_REQUIRED WORK_
Write out every record in full, exactly as written, please.

_GIVEN RECORDS_

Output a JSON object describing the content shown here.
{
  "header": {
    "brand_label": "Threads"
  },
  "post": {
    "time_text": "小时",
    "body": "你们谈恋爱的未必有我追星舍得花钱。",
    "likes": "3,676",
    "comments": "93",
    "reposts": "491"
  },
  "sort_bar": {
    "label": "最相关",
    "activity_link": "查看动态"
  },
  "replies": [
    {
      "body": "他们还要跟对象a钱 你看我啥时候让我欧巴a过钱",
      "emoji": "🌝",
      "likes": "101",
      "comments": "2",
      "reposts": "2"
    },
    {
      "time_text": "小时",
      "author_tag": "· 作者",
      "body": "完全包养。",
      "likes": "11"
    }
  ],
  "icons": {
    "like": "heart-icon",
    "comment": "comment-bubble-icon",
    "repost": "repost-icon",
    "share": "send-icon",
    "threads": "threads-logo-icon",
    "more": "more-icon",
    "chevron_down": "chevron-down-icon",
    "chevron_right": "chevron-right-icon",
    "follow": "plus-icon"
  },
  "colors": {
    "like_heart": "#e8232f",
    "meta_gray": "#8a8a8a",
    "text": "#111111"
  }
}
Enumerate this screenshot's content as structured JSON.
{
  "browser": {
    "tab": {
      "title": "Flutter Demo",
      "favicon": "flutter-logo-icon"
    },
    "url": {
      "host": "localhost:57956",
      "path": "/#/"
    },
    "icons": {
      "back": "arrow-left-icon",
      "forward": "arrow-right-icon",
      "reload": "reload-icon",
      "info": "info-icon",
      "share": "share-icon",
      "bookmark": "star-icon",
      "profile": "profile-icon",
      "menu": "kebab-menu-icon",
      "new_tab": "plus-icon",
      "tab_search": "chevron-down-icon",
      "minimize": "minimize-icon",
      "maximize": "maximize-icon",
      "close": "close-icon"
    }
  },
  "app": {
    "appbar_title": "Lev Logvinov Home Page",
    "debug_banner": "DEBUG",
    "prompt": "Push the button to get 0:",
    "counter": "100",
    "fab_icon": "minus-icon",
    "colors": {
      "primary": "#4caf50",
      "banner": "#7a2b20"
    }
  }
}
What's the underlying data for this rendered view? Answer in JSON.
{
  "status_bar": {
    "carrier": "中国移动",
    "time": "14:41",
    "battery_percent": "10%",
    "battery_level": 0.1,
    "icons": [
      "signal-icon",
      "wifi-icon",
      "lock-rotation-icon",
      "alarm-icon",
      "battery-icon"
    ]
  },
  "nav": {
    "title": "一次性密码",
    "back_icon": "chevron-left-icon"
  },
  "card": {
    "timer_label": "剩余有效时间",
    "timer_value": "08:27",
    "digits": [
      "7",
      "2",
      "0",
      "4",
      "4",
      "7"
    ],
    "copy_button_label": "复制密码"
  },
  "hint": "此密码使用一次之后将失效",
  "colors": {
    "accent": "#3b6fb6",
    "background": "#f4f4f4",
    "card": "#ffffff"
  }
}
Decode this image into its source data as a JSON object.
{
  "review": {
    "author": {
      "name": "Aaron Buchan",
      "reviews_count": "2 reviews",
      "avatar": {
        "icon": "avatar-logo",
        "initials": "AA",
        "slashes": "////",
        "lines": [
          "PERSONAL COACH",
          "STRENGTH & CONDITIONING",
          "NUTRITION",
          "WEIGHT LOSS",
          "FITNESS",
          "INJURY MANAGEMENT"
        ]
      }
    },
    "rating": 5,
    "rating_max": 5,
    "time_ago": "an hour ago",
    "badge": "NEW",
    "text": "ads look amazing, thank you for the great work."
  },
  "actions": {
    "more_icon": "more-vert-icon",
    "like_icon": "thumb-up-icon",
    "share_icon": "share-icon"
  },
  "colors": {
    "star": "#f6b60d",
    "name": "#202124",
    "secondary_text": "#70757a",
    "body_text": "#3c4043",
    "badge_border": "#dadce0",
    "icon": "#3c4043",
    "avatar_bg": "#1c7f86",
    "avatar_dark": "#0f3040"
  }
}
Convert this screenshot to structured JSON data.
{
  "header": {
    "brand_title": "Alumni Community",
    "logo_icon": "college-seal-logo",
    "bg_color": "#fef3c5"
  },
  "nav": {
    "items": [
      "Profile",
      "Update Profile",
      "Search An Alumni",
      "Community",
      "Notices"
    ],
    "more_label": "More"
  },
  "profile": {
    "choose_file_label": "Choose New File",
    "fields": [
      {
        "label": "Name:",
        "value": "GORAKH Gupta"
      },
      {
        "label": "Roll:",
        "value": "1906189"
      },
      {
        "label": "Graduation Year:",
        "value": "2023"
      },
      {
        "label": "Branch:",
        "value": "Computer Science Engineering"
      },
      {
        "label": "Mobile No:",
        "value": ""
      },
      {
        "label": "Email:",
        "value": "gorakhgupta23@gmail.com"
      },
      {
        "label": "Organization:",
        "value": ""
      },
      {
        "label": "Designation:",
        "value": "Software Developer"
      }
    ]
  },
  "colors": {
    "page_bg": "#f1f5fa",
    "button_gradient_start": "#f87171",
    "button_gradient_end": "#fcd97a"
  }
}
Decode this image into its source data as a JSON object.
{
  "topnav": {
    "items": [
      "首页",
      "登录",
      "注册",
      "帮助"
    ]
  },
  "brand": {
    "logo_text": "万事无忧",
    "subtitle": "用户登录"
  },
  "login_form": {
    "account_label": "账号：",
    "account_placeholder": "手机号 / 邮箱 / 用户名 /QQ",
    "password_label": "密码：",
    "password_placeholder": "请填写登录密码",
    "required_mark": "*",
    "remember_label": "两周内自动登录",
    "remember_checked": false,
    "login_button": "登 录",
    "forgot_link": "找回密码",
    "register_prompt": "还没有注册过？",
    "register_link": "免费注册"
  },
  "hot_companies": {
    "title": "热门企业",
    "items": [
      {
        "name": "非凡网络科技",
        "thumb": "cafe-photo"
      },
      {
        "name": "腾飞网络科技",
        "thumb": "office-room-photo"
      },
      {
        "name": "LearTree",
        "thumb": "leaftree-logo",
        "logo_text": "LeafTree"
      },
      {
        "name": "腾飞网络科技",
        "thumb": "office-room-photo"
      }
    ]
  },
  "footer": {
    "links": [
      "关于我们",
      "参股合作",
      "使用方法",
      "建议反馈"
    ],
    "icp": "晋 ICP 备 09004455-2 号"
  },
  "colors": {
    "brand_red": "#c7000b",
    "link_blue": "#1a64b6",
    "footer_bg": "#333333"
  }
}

_RESULT BELOW_
Output a JSON object describing the content shown here.
{
  "header": {
    "brand_label": "Threads"
  },
  "post": {
    "time_text": "小时",
    "body": "你们谈恋爱的未必有我追星舍得花钱。",
    "likes": "3,676",
    "comments": "93",
    "reposts": "491"
  },
  "sort_bar": {
    "label": "最相关",
    "activity_link": "查看动态"
  },
  "replies": [
    {
      "body": "他们还要跟对象a钱 你看我啥时候让我欧巴a过钱",
      "emoji": "🌝",
      "likes": "101",
      "comments": "2",
      "reposts": "2"
    },
    {
      "time_text": "小时",
      "author_tag": "· 作者",
      "body": "完全包养。",
      "likes": "11"
    }
  ],
  "icons": {
    "like": "heart-icon",
    "comment": "comment-bubble-icon",
    "repost": "repost-icon",
    "share": "send-icon",
    "threads": "threads-logo-icon",
    "more": "more-icon",
    "chevron_down": "chevron-down-icon",
    "chevron_right": "chevron-right-icon",
    "follow": "plus-icon"
  },
  "colors": {
    "like_heart": "#e8232f",
    "meta_gray": "#8a8a8a",
    "text": "#111111"
  }
}
Enumerate this screenshot's content as structured JSON.
{
  "browser": {
    "tab": {
      "title": "Flutter Demo",
      "favicon": "flutter-logo-icon"
    },
    "url": {
      "host": "localhost:57956",
      "path": "/#/"
    },
    "icons": {
      "back": "arrow-left-icon",
      "forward": "arrow-right-icon",
      "reload": "reload-icon",
      "info": "info-icon",
      "share": "share-icon",
      "bookmark": "star-icon",
      "profile": "profile-icon",
      "menu": "kebab-menu-icon",
      "new_tab": "plus-icon",
      "tab_search": "chevron-down-icon",
      "minimize": "minimize-icon",
      "maximize": "maximize-icon",
      "close": "close-icon"
    }
  },
  "app": {
    "appbar_title": "Lev Logvinov Home Page",
    "debug_banner": "DEBUG",
    "prompt": "Push the button to get 0:",
    "counter": "100",
    "fab_icon": "minus-icon",
    "colors": {
      "primary": "#4caf50",
      "banner": "#7a2b20"
    }
  }
}
What's the underlying data for this rendered view? Answer in JSON.
{
  "status_bar": {
    "carrier": "中国移动",
    "time": "14:41",
    "battery_percent": "10%",
    "battery_level": 0.1,
    "icons": [
      "signal-icon",
      "wifi-icon",
      "lock-rotation-icon",
      "alarm-icon",
      "battery-icon"
    ]
  },
  "nav": {
    "title": "一次性密码",
    "back_icon": "chevron-left-icon"
  },
  "card": {
    "timer_label": "剩余有效时间",
    "timer_value": "08:27",
    "digits": [
      "7",
      "2",
      "0",
      "4",
      "4",
      "7"
    ],
    "copy_button_label": "复制密码"
  },
  "hint": "此密码使用一次之后将失效",
  "colors": {
    "accent": "#3b6fb6",
    "background": "#f4f4f4",
    "card": "#ffffff"
  }
}
Decode this image into its source data as a JSON object.
{
  "review": {
    "author": {
      "name": "Aaron Buchan",
      "reviews_count": "2 reviews",
      "avatar": {
        "icon": "avatar-logo",
        "initials": "AA",
        "slashes": "////",
        "lines": [
          "PERSONAL COACH",
          "STRENGTH & CONDITIONING",
          "NUTRITION",
          "WEIGHT LOSS",
          "FITNESS",
          "INJURY MANAGEMENT"
        ]
      }
    },
    "rating": 5,
    "rating_max": 5,
    "time_ago": "an hour ago",
    "badge": "NEW",
    "text": "ads look amazing, thank you for the great work."
  },
  "actions": {
    "more_icon": "more-vert-icon",
    "like_icon": "thumb-up-icon",
    "share_icon": "share-icon"
  },
  "colors": {
    "star": "#f6b60d",
    "name": "#202124",
    "secondary_text": "#70757a",
    "body_text": "#3c4043",
    "badge_border": "#dadce0",
    "icon": "#3c4043",
    "avatar_bg": "#1c7f86",
    "avatar_dark": "#0f3040"
  }
}
Convert this screenshot to structured JSON data.
{
  "header": {
    "brand_title": "Alumni Community",
    "logo_icon": "college-seal-logo",
    "bg_color": "#fef3c5"
  },
  "nav": {
    "items": [
      "Profile",
      "Update Profile",
      "Search An Alumni",
      "Community",
      "Notices"
    ],
    "more_label": "More"
  },
  "profile": {
    "choose_file_label": "Choose New File",
    "fields": [
      {
        "label": "Name:",
        "value": "GORAKH Gupta"
      },
      {
        "label": "Roll:",
        "value": "1906189"
      },
      {
        "label": "Graduation Year:",
        "value": "2023"
      },
      {
        "label": "Branch:",
        "value": "Computer Science Engineering"
      },
      {
        "label": "Mobile No:",
        "value": ""
      },
      {
        "label": "Email:",
        "value": "gorakhgupta23@gmail.com"
      },
      {
        "label": "Organization:",
        "value": ""
      },
      {
        "label": "Designation:",
        "value": "Software Developer"
      }
    ]
  },
  "colors": {
    "page_bg": "#f1f5fa",
    "button_gradient_start": "#f87171",
    "button_gradient_end": "#fcd97a"
  }
}
Decode this image into its source data as a JSON object.
{
  "topnav": {
    "items": [
      "首页",
      "登录",
      "注册",
      "帮助"
    ]
  },
  "brand": {
    "logo_text": "万事无忧",
    "subtitle": "用户登录"
  },
  "login_form": {
    "account_label": "账号：",
    "account_placeholder": "手机号 / 邮箱 / 用户名 /QQ",
    "password_label": "密码：",
    "password_placeholder": "请填写登录密码",
    "required_mark": "*",
    "remember_label": "两周内自动登录",
    "remember_checked": false,
    "login_button": "登 录",
    "forgot_link": "找回密码",
    "register_prompt": "还没有注册过？",
    "register_link": "免费注册"
  },
  "hot_companies": {
    "title": "热门企业",
    "items": [
      {
        "name": "非凡网络科技",
        "thumb": "cafe-photo"
      },
      {
        "name": "腾飞网络科技",
        "thumb": "office-room-photo"
      },
      {
        "name": "LearTree",
        "thumb": "leaftree-logo",
        "logo_text": "LeafTree"
      },
      {
        "name": "腾飞网络科技",
        "thumb": "office-room-photo"
      }
    ]
  },
  "footer": {
    "links": [
      "关于我们",
      "参股合作",
      "使用方法",
      "建议反馈"
    ],
    "icp": "晋 ICP 备 09004455-2 号"
  },
  "colors": {
    "brand_red": "#c7000b",
    "link_blue": "#1a64b6",
    "footer_bg": "#333333"
  }
}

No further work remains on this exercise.